- **WHAT IS EXPECTED**
Write every line of the material out exactly as shown.

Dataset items
++++++++++++++++++++

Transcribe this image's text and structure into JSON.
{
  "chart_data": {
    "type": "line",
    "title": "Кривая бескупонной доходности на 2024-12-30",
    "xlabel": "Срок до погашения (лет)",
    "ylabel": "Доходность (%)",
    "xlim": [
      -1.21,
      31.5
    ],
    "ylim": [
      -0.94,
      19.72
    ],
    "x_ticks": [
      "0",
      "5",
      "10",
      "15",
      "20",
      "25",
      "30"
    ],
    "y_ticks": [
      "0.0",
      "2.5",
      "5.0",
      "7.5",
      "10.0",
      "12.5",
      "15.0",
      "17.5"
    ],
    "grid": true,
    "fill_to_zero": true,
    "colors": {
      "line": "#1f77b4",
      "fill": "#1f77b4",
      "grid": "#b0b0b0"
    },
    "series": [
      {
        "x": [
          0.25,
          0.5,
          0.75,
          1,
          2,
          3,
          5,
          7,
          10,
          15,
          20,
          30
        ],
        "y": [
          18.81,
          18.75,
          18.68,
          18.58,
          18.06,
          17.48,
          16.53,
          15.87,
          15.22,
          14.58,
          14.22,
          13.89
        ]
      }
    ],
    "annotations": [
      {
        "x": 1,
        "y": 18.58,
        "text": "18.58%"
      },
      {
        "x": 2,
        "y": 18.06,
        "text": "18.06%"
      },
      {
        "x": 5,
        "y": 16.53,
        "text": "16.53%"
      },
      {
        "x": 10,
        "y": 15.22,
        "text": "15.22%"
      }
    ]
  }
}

++++++++++++++++++++

- **CORRECT RESULT**
Transcribe this image's text and structure into JSON.
{
  "chart_data": {
    "type": "line",
    "title": "Кривая бескупонной доходности на 2024-12-30",
    "xlabel": "Срок до погашения (лет)",
    "ylabel": "Доходность (%)",
    "xlim": [
      -1.21,
      31.5
    ],
    "ylim": [
      -0.94,
      19.72
    ],
    "x_ticks": [
      "0",
      "5",
      "10",
      "15",
      "20",
      "25",
      "30"
    ],
    "y_ticks": [
      "0.0",
      "2.5",
      "5.0",
      "7.5",
      "10.0",
      "12.5",
      "15.0",
      "17.5"
    ],
    "grid": true,
    "fill_to_zero": true,
    "colors": {
      "line": "#1f77b4",
      "fill": "#1f77b4",
      "grid": "#b0b0b0"
    },
    "series": [
      {
        "x": [
          0.25,
          0.5,
          0.75,
          1,
          2,
          3,
          5,
          7,
          10,
          15,
          20,
          30
        ],
        "y": [
          18.81,
          18.75,
          18.68,
          18.58,
          18.06,
          17.48,
          16.53,
          15.87,
          15.22,
          14.58,
          14.22,
          13.89
        ]
      }
    ],
    "annotations": [
      {
        "x": 1,
        "y": 18.58,
        "text": "18.58%"
      },
      {
        "x": 2,
        "y": 18.06,
        "text": "18.06%"
      },
      {
        "x": 5,
        "y": 16.53,
        "text": "16.53%"
      },
      {
        "x": 10,
        "y": 15.22,
        "text": "15.22%"
      }
    ]
  }
}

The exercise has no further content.